[begin RECORDS SHOWN]

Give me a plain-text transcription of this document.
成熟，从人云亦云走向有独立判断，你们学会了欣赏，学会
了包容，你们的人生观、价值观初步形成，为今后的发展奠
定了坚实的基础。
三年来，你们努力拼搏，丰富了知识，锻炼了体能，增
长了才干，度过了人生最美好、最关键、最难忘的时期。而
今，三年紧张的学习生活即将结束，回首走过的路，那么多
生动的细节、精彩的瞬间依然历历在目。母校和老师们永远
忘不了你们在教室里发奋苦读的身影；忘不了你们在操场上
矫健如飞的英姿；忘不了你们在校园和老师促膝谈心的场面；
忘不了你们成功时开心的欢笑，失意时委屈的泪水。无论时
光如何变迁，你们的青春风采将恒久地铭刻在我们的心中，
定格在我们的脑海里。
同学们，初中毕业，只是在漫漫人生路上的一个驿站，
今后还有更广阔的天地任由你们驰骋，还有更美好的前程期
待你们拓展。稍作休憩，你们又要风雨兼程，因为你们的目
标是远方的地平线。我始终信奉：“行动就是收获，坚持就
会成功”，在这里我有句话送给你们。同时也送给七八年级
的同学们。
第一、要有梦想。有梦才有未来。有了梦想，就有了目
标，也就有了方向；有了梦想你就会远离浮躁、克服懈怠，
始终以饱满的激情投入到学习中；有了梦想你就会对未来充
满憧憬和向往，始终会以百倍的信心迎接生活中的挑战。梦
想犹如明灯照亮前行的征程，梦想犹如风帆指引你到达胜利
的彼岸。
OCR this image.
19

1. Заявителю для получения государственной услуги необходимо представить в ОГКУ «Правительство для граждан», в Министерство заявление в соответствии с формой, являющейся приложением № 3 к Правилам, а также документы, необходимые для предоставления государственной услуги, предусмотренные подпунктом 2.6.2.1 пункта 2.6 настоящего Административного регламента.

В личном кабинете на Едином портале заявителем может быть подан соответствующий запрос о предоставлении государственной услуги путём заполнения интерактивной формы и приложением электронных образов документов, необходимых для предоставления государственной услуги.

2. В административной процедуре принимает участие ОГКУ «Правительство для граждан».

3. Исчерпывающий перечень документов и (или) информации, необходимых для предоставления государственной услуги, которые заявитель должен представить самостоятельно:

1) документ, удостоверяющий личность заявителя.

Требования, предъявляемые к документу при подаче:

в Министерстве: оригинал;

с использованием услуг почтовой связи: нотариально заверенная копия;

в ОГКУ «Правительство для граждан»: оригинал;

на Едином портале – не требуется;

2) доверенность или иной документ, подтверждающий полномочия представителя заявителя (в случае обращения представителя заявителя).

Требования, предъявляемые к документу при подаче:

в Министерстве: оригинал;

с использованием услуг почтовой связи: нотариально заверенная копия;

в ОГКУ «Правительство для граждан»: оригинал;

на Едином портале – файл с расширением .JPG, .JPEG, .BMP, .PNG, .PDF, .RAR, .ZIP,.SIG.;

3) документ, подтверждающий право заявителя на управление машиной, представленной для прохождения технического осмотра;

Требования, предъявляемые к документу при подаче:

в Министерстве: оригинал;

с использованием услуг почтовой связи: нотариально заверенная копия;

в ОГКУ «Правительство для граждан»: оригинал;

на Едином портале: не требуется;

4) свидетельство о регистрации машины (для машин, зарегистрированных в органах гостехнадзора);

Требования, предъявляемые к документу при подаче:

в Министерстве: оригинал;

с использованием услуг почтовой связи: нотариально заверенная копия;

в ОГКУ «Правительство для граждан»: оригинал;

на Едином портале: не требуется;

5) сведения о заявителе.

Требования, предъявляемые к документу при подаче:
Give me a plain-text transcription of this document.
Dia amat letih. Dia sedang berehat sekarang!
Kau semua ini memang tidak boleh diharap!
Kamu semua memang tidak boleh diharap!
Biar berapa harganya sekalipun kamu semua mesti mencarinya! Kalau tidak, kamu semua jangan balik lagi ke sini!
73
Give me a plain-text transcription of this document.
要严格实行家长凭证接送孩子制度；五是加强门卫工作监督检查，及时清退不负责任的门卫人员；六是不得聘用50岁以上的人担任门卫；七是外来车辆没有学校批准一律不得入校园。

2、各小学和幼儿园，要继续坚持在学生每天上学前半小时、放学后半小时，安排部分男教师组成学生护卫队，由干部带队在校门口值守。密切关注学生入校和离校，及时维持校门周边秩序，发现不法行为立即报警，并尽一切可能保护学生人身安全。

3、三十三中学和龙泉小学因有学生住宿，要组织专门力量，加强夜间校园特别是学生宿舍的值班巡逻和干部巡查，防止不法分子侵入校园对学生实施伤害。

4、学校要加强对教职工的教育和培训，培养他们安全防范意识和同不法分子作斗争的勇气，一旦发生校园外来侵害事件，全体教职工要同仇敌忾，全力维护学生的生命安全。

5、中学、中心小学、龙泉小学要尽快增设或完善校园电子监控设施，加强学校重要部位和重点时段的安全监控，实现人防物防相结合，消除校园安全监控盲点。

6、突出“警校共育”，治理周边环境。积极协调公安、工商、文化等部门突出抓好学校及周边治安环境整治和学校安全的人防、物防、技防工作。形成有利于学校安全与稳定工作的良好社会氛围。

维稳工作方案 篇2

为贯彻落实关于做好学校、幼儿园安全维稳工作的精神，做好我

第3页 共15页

[end RECORDS SHOWN]

§ **GOAL OF THE EXERCISE**
All of the data needs to be printed once more, exactly.

§ **OUTPUT FOR THIS EXERCISE**
Give me a plain-text transcription of this document.
成熟，从人云亦云走向有独立判断，你们学会了欣赏，学会
了包容，你们的人生观、价值观初步形成，为今后的发展奠
定了坚实的基础。
三年来，你们努力拼搏，丰富了知识，锻炼了体能，增
长了才干，度过了人生最美好、最关键、最难忘的时期。而
今，三年紧张的学习生活即将结束，回首走过的路，那么多
生动的细节、精彩的瞬间依然历历在目。母校和老师们永远
忘不了你们在教室里发奋苦读的身影；忘不了你们在操场上
矫健如飞的英姿；忘不了你们在校园和老师促膝谈心的场面；
忘不了你们成功时开心的欢笑，失意时委屈的泪水。无论时
光如何变迁，你们的青春风采将恒久地铭刻在我们的心中，
定格在我们的脑海里。
同学们，初中毕业，只是在漫漫人生路上的一个驿站，
今后还有更广阔的天地任由你们驰骋，还有更美好的前程期
待你们拓展。稍作休憩，你们又要风雨兼程，因为你们的目
标是远方的地平线。我始终信奉：“行动就是收获，坚持就
会成功”，在这里我有句话送给你们。同时也送给七八年级
的同学们。
第一、要有梦想。有梦才有未来。有了梦想，就有了目
标，也就有了方向；有了梦想你就会远离浮躁、克服懈怠，
始终以饱满的激情投入到学习中；有了梦想你就会对未来充
满憧憬和向往，始终会以百倍的信心迎接生活中的挑战。梦
想犹如明灯照亮前行的征程，梦想犹如风帆指引你到达胜利
的彼岸。
OCR this image.
19

1. Заявителю для получения государственной услуги необходимо представить в ОГКУ «Правительство для граждан», в Министерство заявление в соответствии с формой, являющейся приложением № 3 к Правилам, а также документы, необходимые для предоставления государственной услуги, предусмотренные подпунктом 2.6.2.1 пункта 2.6 настоящего Административного регламента.

В личном кабинете на Едином портале заявителем может быть подан соответствующий запрос о предоставлении государственной услуги путём заполнения интерактивной формы и приложением электронных образов документов, необходимых для предоставления государственной услуги.

2. В административной процедуре принимает участие ОГКУ «Правительство для граждан».

3. Исчерпывающий перечень документов и (или) информации, необходимых для предоставления государственной услуги, которые заявитель должен представить самостоятельно:

1) документ, удостоверяющий личность заявителя.

Требования, предъявляемые к документу при подаче:

в Министерстве: оригинал;

с использованием услуг почтовой связи: нотариально заверенная копия;

в ОГКУ «Правительство для граждан»: оригинал;

на Едином портале – не требуется;

2) доверенность или иной документ, подтверждающий полномочия представителя заявителя (в случае обращения представителя заявителя).

Требования, предъявляемые к документу при подаче:

в Министерстве: оригинал;

с использованием услуг почтовой связи: нотариально заверенная копия;

в ОГКУ «Правительство для граждан»: оригинал;

на Едином портале – файл с расширением .JPG, .JPEG, .BMP, .PNG, .PDF, .RAR, .ZIP,.SIG.;

3) документ, подтверждающий право заявителя на управление машиной, представленной для прохождения технического осмотра;

Требования, предъявляемые к документу при подаче:

в Министерстве: оригинал;

с использованием услуг почтовой связи: нотариально заверенная копия;

в ОГКУ «Правительство для граждан»: оригинал;

на Едином портале: не требуется;

4) свидетельство о регистрации машины (для машин, зарегистрированных в органах гостехнадзора);

Требования, предъявляемые к документу при подаче:

в Министерстве: оригинал;

с использованием услуг почтовой связи: нотариально заверенная копия;

в ОГКУ «Правительство для граждан»: оригинал;

на Едином портале: не требуется;

5) сведения о заявителе.

Требования, предъявляемые к документу при подаче:
Give me a plain-text transcription of this document.
Dia amat letih. Dia sedang berehat sekarang!
Kau semua ini memang tidak boleh diharap!
Kamu semua memang tidak boleh diharap!
Biar berapa harganya sekalipun kamu semua mesti mencarinya! Kalau tidak, kamu semua jangan balik lagi ke sini!
73
Give me a plain-text transcription of this document.
要严格实行家长凭证接送孩子制度；五是加强门卫工作监督检查，及时清退不负责任的门卫人员；六是不得聘用50岁以上的人担任门卫；七是外来车辆没有学校批准一律不得入校园。

2、各小学和幼儿园，要继续坚持在学生每天上学前半小时、放学后半小时，安排部分男教师组成学生护卫队，由干部带队在校门口值守。密切关注学生入校和离校，及时维持校门周边秩序，发现不法行为立即报警，并尽一切可能保护学生人身安全。

3、三十三中学和龙泉小学因有学生住宿，要组织专门力量，加强夜间校园特别是学生宿舍的值班巡逻和干部巡查，防止不法分子侵入校园对学生实施伤害。

4、学校要加强对教职工的教育和培训，培养他们安全防范意识和同不法分子作斗争的勇气，一旦发生校园外来侵害事件，全体教职工要同仇敌忾，全力维护学生的生命安全。

5、中学、中心小学、龙泉小学要尽快增设或完善校园电子监控设施，加强学校重要部位和重点时段的安全监控，实现人防物防相结合，消除校园安全监控盲点。

6、突出“警校共育”，治理周边环境。积极协调公安、工商、文化等部门突出抓好学校及周边治安环境整治和学校安全的人防、物防、技防工作。形成有利于学校安全与稳定工作的良好社会氛围。

维稳工作方案 篇2

为贯彻落实关于做好学校、幼儿园安全维稳工作的精神，做好我

第3页 共15页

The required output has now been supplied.